Dataset entries on figures
▼

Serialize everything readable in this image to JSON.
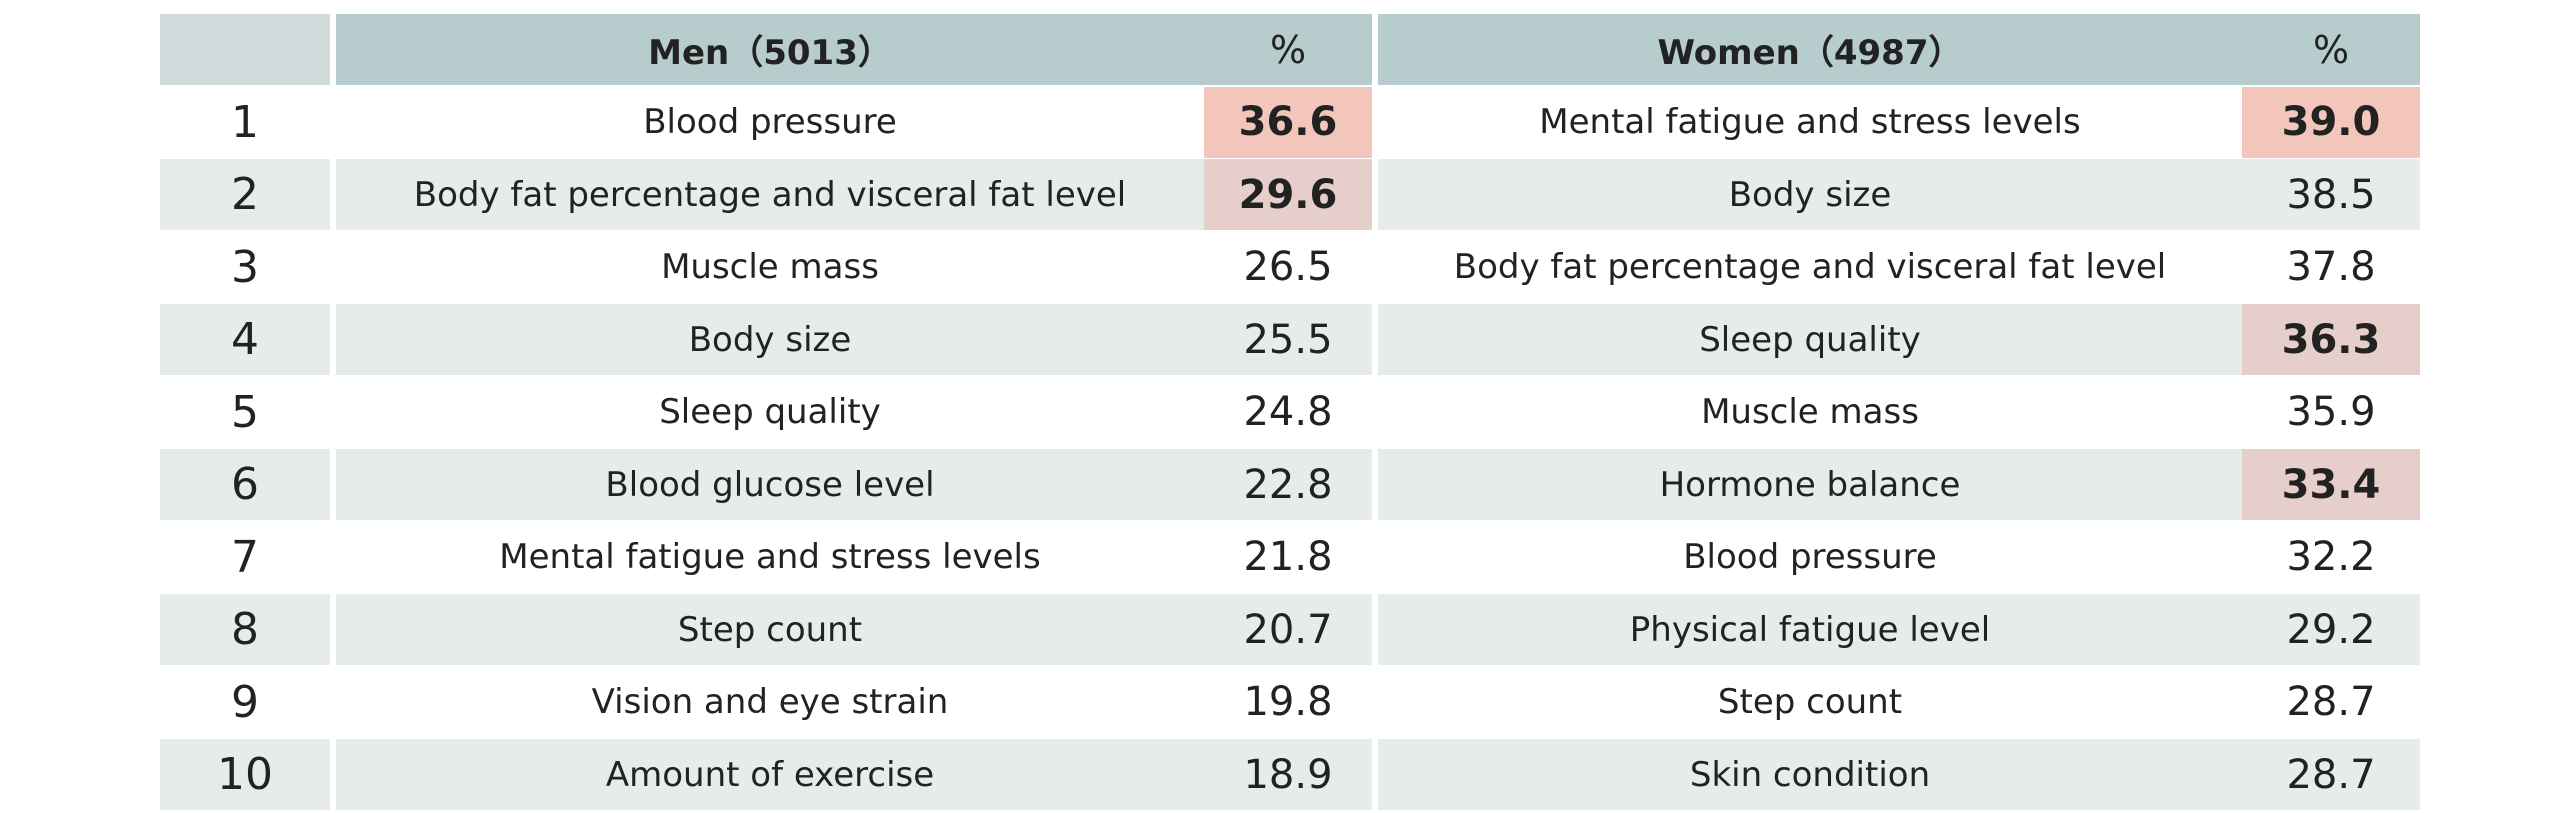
{
  "header": {
    "men": "Men（5013）",
    "men_pct": "%",
    "women": "Women（4987）",
    "women_pct": "%"
  },
  "rows": [
    {
      "rank": "1",
      "men_item": "Blood pressure",
      "men_pct": "36.6",
      "women_item": "Mental fatigue and stress levels",
      "women_pct": "39.0"
    },
    {
      "rank": "2",
      "men_item": "Body fat percentage and visceral fat level",
      "men_pct": "29.6",
      "women_item": "Body size",
      "women_pct": "38.5"
    },
    {
      "rank": "3",
      "men_item": "Muscle mass",
      "men_pct": "26.5",
      "women_item": "Body fat percentage and visceral fat level",
      "women_pct": "37.8"
    },
    {
      "rank": "4",
      "men_item": "Body size",
      "men_pct": "25.5",
      "women_item": "Sleep quality",
      "women_pct": "36.3"
    },
    {
      "rank": "5",
      "men_item": "Sleep quality",
      "men_pct": "24.8",
      "women_item": "Muscle mass",
      "women_pct": "35.9"
    },
    {
      "rank": "6",
      "men_item": "Blood glucose level",
      "men_pct": "22.8",
      "women_item": "Hormone balance",
      "women_pct": "33.4"
    },
    {
      "rank": "7",
      "men_item": "Mental fatigue and stress levels",
      "men_pct": "21.8",
      "women_item": "Blood pressure",
      "women_pct": "32.2"
    },
    {
      "rank": "8",
      "men_item": "Step count",
      "men_pct": "20.7",
      "women_item": "Physical fatigue level",
      "women_pct": "29.2"
    },
    {
      "rank": "9",
      "men_item": "Vision and eye strain",
      "men_pct": "19.8",
      "women_item": "Step count",
      "women_pct": "28.7"
    },
    {
      "rank": "10",
      "men_item": "Amount of exercise",
      "men_pct": "18.9",
      "women_item": "Skin condition",
      "women_pct": "28.7"
    }
  ],
  "highlights": {
    "strong": [
      "men.0",
      "women.0"
    ],
    "light": [
      "men.1",
      "women.3",
      "women.5"
    ]
  },
  "colors": {
    "strong_highlight": "#f3c6bb",
    "light_highlight": "#e6cfca",
    "header": "#b6cccd",
    "band": "#e6ecec"
  },
  "chart_data": {
    "type": "table",
    "columns": [
      "",
      "Men（5013）",
      "%",
      "Women（4987）",
      "%"
    ],
    "rows": [
      [
        "1",
        "Blood pressure",
        36.6,
        "Mental fatigue and stress levels",
        39.0
      ],
      [
        "2",
        "Body fat percentage and visceral fat level",
        29.6,
        "Body size",
        38.5
      ],
      [
        "3",
        "Muscle mass",
        26.5,
        "Body fat percentage and visceral fat level",
        37.8
      ],
      [
        "4",
        "Body size",
        25.5,
        "Sleep quality",
        36.3
      ],
      [
        "5",
        "Sleep quality",
        24.8,
        "Muscle mass",
        35.9
      ],
      [
        "6",
        "Blood glucose level",
        22.8,
        "Hormone balance",
        33.4
      ],
      [
        "7",
        "Mental fatigue and stress levels",
        21.8,
        "Blood pressure",
        32.2
      ],
      [
        "8",
        "Step count",
        20.7,
        "Physical fatigue level",
        29.2
      ],
      [
        "9",
        "Vision and eye strain",
        19.8,
        "Step count",
        28.7
      ],
      [
        "10",
        "Amount of exercise",
        18.9,
        "Skin condition",
        28.7
      ]
    ]
  }
}
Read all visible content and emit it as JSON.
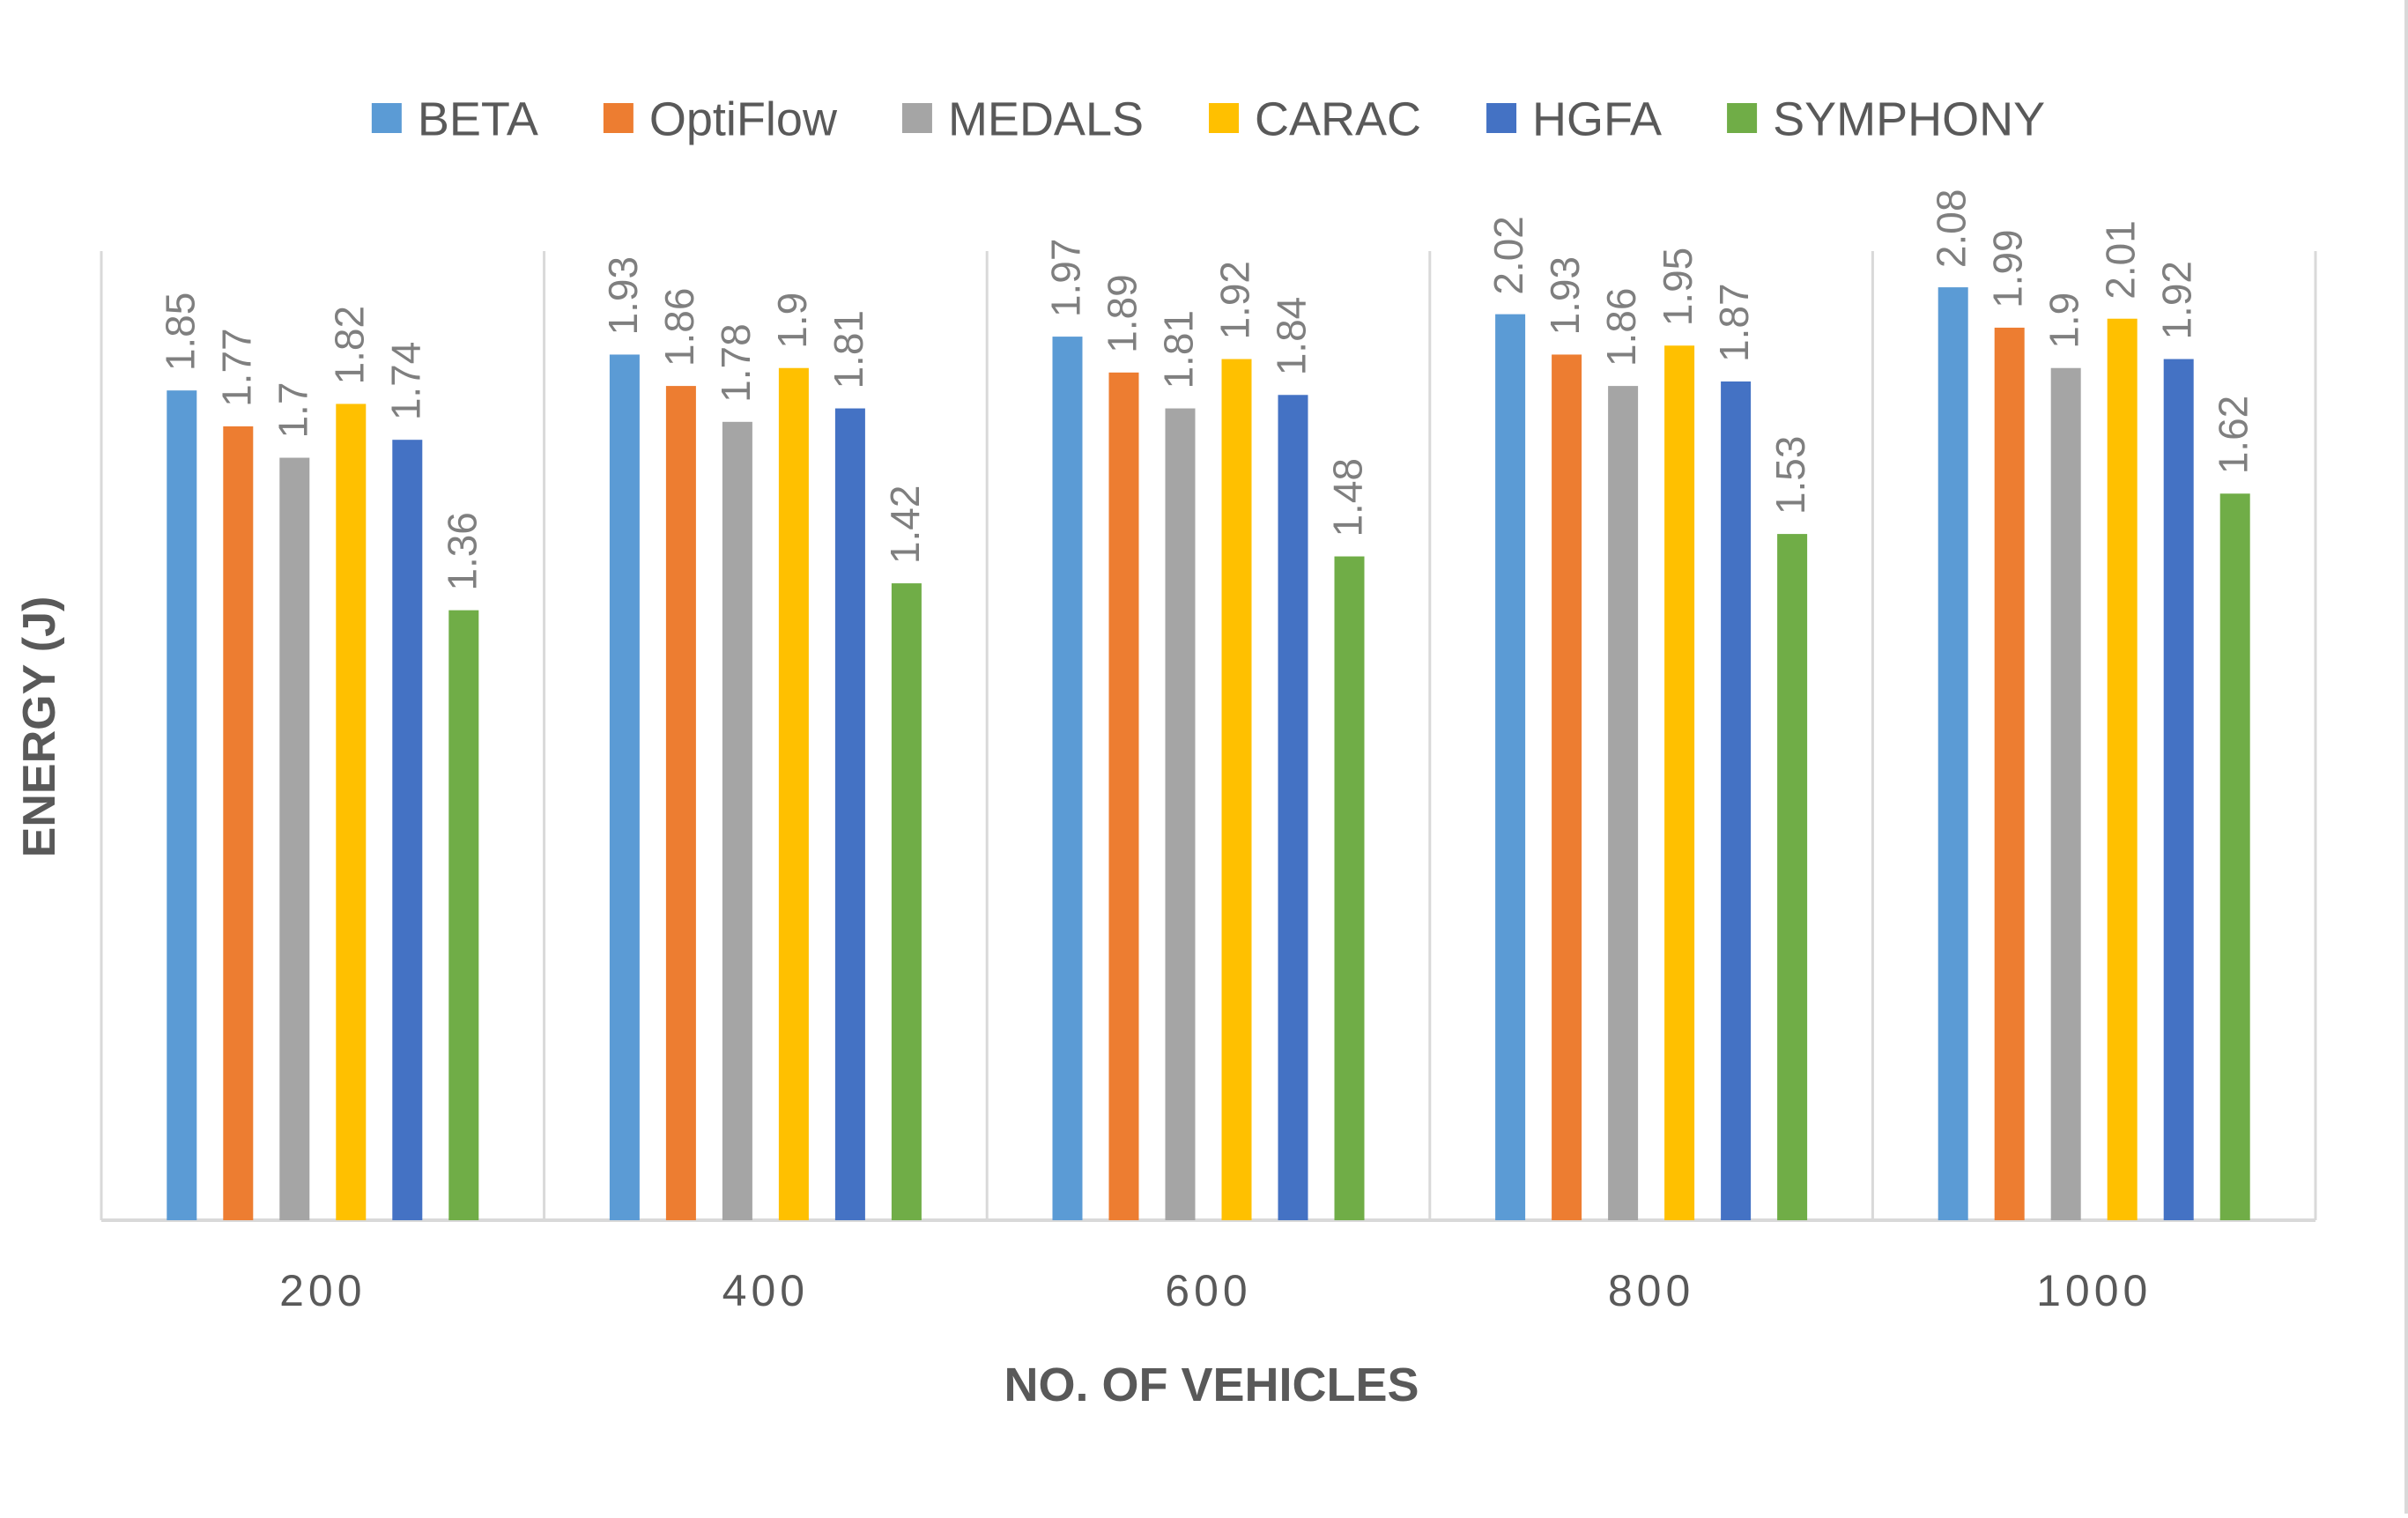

▲

Copy the whole of the material above exactly, but not its images.

TASK SOLUTION
Serialize everything readable in this image to JSON.
{
  "header": {
    "men": "Men（5013）",
    "men_pct": "%",
    "women": "Women（4987）",
    "women_pct": "%"
  },
  "rows": [
    {
      "rank": "1",
      "men_item": "Blood pressure",
      "men_pct": "36.6",
      "women_item": "Mental fatigue and stress levels",
      "women_pct": "39.0"
    },
    {
      "rank": "2",
      "men_item": "Body fat percentage and visceral fat level",
      "men_pct": "29.6",
      "women_item": "Body size",
      "women_pct": "38.5"
    },
    {
      "rank": "3",
      "men_item": "Muscle mass",
      "men_pct": "26.5",
      "women_item": "Body fat percentage and visceral fat level",
      "women_pct": "37.8"
    },
    {
      "rank": "4",
      "men_item": "Body size",
      "men_pct": "25.5",
      "women_item": "Sleep quality",
      "women_pct": "36.3"
    },
    {
      "rank": "5",
      "men_item": "Sleep quality",
      "men_pct": "24.8",
      "women_item": "Muscle mass",
      "women_pct": "35.9"
    },
    {
      "rank": "6",
      "men_item": "Blood glucose level",
      "men_pct": "22.8",
      "women_item": "Hormone balance",
      "women_pct": "33.4"
    },
    {
      "rank": "7",
      "men_item": "Mental fatigue and stress levels",
      "men_pct": "21.8",
      "women_item": "Blood pressure",
      "women_pct": "32.2"
    },
    {
      "rank": "8",
      "men_item": "Step count",
      "men_pct": "20.7",
      "women_item": "Physical fatigue level",
      "women_pct": "29.2"
    },
    {
      "rank": "9",
      "men_item": "Vision and eye strain",
      "men_pct": "19.8",
      "women_item": "Step count",
      "women_pct": "28.7"
    },
    {
      "rank": "10",
      "men_item": "Amount of exercise",
      "men_pct": "18.9",
      "women_item": "Skin condition",
      "women_pct": "28.7"
    }
  ],
  "highlights": {
    "strong": [
      "men.0",
      "women.0"
    ],
    "light": [
      "men.1",
      "women.3",
      "women.5"
    ]
  },
  "colors": {
    "strong_highlight": "#f3c6bb",
    "light_highlight": "#e6cfca",
    "header": "#b6cccd",
    "band": "#e6ecec"
  },
  "chart_data": {
    "type": "table",
    "columns": [
      "",
      "Men（5013）",
      "%",
      "Women（4987）",
      "%"
    ],
    "rows": [
      [
        "1",
        "Blood pressure",
        36.6,
        "Mental fatigue and stress levels",
        39.0
      ],
      [
        "2",
        "Body fat percentage and visceral fat level",
        29.6,
        "Body size",
        38.5
      ],
      [
        "3",
        "Muscle mass",
        26.5,
        "Body fat percentage and visceral fat level",
        37.8
      ],
      [
        "4",
        "Body size",
        25.5,
        "Sleep quality",
        36.3
      ],
      [
        "5",
        "Sleep quality",
        24.8,
        "Muscle mass",
        35.9
      ],
      [
        "6",
        "Blood glucose level",
        22.8,
        "Hormone balance",
        33.4
      ],
      [
        "7",
        "Mental fatigue and stress levels",
        21.8,
        "Blood pressure",
        32.2
      ],
      [
        "8",
        "Step count",
        20.7,
        "Physical fatigue level",
        29.2
      ],
      [
        "9",
        "Vision and eye strain",
        19.8,
        "Step count",
        28.7
      ],
      [
        "10",
        "Amount of exercise",
        18.9,
        "Skin condition",
        28.7
      ]
    ]
  }
}
Read all visible content and emit it as JSON.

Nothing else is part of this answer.